[EXERCISE INPUT]:

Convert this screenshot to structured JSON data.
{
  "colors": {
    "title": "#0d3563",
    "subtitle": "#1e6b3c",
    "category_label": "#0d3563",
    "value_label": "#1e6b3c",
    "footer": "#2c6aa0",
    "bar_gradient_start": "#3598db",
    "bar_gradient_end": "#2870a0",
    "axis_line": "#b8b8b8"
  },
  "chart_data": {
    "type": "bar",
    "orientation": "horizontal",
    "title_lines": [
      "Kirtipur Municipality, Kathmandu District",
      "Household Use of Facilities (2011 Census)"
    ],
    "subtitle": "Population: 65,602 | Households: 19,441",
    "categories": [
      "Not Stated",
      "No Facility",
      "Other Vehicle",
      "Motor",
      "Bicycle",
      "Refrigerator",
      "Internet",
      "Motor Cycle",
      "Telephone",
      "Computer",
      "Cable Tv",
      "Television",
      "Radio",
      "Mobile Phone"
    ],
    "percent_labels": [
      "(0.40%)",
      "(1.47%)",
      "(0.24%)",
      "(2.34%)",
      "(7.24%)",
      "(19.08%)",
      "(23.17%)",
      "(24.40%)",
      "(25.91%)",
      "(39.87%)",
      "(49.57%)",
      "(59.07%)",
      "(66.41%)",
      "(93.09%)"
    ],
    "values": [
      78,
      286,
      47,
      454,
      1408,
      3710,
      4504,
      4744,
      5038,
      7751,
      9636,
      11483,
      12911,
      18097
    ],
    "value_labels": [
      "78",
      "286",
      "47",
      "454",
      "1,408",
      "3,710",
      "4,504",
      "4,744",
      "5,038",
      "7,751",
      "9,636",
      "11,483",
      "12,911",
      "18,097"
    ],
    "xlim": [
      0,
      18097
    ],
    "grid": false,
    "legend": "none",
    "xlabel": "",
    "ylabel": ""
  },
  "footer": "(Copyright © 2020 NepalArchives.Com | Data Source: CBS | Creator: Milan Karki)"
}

[DO THIS]:
Pull out each line holding the string "footer".

[CORRECT RESPONSE]:
    "footer": "#2c6aa0",
  "footer": "(Copyright © 2020 NepalArchives.Com | Data Source: CBS | Creator: Milan Karki)"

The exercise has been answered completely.